-- TASK INPUT follows --

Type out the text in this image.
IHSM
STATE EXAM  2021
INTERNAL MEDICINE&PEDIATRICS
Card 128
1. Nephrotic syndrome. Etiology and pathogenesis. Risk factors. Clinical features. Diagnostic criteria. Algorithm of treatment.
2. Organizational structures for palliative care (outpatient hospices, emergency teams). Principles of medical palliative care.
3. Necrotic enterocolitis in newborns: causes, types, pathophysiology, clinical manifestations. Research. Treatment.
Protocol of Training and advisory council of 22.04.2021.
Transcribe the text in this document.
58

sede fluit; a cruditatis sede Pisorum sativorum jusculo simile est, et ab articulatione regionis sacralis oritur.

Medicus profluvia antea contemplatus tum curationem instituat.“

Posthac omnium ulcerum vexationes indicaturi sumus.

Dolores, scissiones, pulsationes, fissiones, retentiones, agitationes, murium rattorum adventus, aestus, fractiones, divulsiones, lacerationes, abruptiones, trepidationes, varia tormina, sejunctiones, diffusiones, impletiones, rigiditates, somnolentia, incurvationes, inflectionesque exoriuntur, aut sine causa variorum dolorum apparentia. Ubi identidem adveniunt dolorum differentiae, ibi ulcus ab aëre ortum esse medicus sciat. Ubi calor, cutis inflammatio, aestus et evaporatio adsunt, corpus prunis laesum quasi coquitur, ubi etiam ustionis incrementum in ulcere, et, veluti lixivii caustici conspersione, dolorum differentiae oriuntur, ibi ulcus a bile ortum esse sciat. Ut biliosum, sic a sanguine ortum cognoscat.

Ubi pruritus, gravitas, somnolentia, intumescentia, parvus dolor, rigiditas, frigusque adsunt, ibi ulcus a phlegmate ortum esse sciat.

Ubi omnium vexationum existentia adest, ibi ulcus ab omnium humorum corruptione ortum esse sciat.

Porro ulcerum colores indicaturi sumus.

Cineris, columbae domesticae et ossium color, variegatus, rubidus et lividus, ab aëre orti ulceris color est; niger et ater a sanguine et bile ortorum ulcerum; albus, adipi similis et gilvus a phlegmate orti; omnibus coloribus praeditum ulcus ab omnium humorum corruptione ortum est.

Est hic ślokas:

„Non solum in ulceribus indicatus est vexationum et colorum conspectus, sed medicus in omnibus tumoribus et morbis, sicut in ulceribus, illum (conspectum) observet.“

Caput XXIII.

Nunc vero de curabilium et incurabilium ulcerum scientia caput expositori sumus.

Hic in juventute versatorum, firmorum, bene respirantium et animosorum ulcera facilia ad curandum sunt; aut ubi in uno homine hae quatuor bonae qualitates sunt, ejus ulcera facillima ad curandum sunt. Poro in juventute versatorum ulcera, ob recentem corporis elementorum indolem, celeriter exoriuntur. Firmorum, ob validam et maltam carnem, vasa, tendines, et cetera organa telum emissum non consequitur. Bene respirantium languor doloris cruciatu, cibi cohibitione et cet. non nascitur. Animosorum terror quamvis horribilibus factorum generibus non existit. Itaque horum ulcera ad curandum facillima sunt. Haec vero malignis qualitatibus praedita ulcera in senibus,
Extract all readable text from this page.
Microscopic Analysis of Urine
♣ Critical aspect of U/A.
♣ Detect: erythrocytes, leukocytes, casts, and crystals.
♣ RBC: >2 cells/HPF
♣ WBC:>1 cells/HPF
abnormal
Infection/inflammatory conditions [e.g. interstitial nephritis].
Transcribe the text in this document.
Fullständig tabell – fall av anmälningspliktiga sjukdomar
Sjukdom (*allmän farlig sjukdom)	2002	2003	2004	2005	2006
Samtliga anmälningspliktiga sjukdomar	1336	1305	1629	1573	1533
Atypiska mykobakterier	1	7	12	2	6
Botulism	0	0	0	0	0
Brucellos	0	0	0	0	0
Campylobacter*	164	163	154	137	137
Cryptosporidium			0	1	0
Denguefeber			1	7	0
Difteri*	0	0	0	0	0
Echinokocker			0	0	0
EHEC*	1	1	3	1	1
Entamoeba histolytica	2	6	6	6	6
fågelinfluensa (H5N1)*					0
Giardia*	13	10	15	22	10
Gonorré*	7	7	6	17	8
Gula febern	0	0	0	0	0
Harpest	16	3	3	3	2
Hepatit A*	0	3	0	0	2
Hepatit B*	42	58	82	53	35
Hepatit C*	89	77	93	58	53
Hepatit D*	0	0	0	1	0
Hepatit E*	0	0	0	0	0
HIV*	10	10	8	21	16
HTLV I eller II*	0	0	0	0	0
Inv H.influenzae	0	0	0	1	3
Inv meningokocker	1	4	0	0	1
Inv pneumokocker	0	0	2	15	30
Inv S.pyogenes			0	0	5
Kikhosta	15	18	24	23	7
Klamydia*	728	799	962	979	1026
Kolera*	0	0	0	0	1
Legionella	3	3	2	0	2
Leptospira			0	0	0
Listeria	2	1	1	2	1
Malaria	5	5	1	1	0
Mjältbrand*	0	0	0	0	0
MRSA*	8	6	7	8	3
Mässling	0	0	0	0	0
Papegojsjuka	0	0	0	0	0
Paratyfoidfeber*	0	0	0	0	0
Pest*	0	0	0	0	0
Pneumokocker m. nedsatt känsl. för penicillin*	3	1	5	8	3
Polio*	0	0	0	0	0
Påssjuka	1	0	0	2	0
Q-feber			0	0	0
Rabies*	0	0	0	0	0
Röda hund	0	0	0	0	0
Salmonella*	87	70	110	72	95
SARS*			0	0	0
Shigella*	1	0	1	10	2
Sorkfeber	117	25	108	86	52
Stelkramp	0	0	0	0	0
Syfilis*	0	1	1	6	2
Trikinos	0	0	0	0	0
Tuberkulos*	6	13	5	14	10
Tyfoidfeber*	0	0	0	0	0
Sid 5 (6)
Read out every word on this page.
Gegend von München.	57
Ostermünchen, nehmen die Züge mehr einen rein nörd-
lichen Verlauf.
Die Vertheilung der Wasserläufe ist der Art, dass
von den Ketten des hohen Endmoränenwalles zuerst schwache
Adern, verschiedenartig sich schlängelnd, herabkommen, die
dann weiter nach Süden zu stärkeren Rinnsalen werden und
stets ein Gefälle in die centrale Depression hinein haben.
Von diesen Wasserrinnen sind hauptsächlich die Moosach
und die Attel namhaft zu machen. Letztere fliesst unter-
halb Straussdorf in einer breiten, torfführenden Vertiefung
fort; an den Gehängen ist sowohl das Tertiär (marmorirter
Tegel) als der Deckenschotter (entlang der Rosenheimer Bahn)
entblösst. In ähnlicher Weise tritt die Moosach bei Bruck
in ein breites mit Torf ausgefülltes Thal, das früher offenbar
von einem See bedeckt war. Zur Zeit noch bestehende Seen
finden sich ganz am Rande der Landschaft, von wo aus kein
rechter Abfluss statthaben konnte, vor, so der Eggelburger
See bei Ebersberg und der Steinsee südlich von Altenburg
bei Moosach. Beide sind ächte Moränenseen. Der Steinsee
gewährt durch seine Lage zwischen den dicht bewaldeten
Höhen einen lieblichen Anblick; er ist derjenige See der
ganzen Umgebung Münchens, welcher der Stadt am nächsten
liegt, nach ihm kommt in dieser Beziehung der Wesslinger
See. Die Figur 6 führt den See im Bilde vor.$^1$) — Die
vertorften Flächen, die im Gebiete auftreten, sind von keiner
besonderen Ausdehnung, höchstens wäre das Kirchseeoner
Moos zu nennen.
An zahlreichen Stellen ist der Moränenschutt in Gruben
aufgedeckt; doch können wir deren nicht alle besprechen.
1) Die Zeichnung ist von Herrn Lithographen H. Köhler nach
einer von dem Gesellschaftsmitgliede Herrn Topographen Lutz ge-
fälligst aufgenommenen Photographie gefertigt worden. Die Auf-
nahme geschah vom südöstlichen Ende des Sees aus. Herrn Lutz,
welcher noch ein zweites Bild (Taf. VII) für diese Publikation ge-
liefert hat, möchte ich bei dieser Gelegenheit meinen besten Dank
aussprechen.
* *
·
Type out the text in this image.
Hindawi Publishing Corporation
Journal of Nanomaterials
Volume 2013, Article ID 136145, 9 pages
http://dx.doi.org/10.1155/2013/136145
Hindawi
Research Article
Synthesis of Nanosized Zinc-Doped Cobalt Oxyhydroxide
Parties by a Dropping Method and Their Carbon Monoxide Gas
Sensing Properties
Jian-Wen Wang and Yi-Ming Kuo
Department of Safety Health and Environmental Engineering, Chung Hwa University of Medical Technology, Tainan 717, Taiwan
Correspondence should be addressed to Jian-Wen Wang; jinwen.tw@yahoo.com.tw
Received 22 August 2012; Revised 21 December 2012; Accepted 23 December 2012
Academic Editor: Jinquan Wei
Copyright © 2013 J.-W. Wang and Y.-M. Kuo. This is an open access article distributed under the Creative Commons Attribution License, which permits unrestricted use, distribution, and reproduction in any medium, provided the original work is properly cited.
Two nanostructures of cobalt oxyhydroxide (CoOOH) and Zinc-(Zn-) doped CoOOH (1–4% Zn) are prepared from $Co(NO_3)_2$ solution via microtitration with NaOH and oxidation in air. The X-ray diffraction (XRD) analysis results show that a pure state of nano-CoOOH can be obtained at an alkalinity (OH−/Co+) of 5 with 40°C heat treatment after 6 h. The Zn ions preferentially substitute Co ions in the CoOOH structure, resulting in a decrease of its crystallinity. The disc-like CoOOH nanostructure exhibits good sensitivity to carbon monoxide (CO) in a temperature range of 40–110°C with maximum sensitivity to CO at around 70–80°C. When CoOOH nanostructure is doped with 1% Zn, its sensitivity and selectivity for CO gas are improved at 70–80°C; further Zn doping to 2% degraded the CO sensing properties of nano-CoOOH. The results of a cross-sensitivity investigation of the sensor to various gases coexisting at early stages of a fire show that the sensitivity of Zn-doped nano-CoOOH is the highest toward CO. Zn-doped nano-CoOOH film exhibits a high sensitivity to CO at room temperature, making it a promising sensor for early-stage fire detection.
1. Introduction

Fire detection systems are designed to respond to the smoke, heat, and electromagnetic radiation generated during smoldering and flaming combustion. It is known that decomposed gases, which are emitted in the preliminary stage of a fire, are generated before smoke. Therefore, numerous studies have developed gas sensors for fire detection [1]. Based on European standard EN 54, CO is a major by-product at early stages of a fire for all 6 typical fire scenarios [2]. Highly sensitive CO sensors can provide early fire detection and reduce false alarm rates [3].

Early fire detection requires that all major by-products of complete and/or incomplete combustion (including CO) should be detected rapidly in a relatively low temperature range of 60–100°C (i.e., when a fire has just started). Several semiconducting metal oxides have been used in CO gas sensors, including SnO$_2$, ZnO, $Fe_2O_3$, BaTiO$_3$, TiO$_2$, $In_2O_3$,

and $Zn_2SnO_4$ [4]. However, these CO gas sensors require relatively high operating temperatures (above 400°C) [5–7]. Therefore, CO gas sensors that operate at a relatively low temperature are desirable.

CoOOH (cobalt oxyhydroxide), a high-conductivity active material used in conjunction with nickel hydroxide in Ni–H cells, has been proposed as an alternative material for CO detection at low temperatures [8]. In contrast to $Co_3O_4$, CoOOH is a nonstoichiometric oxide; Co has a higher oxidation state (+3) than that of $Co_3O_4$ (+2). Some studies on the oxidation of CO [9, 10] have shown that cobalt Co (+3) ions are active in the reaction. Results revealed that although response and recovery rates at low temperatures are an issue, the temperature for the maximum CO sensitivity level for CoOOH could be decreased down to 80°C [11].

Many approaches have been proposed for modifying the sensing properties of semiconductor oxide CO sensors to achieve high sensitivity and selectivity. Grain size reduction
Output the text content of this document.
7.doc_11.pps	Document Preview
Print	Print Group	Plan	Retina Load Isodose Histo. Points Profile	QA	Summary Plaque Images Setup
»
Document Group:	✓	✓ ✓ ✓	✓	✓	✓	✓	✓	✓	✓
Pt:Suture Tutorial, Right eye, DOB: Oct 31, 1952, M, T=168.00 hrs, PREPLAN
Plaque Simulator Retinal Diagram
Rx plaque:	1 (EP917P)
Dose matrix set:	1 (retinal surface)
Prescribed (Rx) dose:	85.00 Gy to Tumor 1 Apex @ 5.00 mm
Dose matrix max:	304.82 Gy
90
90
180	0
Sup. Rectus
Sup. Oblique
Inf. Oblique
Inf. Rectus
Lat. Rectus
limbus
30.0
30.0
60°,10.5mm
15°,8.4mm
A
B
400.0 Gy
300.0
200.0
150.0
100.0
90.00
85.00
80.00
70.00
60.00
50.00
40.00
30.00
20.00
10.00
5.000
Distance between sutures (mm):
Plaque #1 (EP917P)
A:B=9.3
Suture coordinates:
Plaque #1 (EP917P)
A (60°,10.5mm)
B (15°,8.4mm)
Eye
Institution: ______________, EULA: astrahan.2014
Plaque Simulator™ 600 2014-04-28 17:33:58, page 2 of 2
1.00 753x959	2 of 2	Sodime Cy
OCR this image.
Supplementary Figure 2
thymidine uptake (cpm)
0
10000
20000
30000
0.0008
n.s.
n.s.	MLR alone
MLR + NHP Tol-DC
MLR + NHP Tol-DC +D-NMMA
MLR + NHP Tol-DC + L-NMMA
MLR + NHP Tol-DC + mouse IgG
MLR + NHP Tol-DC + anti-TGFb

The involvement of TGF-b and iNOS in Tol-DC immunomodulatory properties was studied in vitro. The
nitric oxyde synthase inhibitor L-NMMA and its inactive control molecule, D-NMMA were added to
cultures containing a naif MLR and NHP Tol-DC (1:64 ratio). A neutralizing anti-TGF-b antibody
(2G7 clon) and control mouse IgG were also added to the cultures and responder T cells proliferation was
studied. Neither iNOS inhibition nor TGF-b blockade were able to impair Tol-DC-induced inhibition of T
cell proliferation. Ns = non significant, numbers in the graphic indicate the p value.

-- TASK INPUT concluded --

(ACTIVITY): Produce a verbatim copy of the lines from the one holding "OCR this image." to the final line of the data, and nothing more.

(ANSWER AREA):
OCR this image.
Supplementary Figure 2
thymidine uptake (cpm)
0
10000
20000
30000
0.0008
n.s.
n.s.	MLR alone
MLR + NHP Tol-DC
MLR + NHP Tol-DC +D-NMMA
MLR + NHP Tol-DC + L-NMMA
MLR + NHP Tol-DC + mouse IgG
MLR + NHP Tol-DC + anti-TGFb

The involvement of TGF-b and iNOS in Tol-DC immunomodulatory properties was studied in vitro. The
nitric oxyde synthase inhibitor L-NMMA and its inactive control molecule, D-NMMA were added to
cultures containing a naif MLR and NHP Tol-DC (1:64 ratio). A neutralizing anti-TGF-b antibody
(2G7 clon) and control mouse IgG were also added to the cultures and responder T cells proliferation was
studied. Neither iNOS inhibition nor TGF-b blockade were able to impair Tol-DC-induced inhibition of T
cell proliferation. Ns = non significant, numbers in the graphic indicate the p value.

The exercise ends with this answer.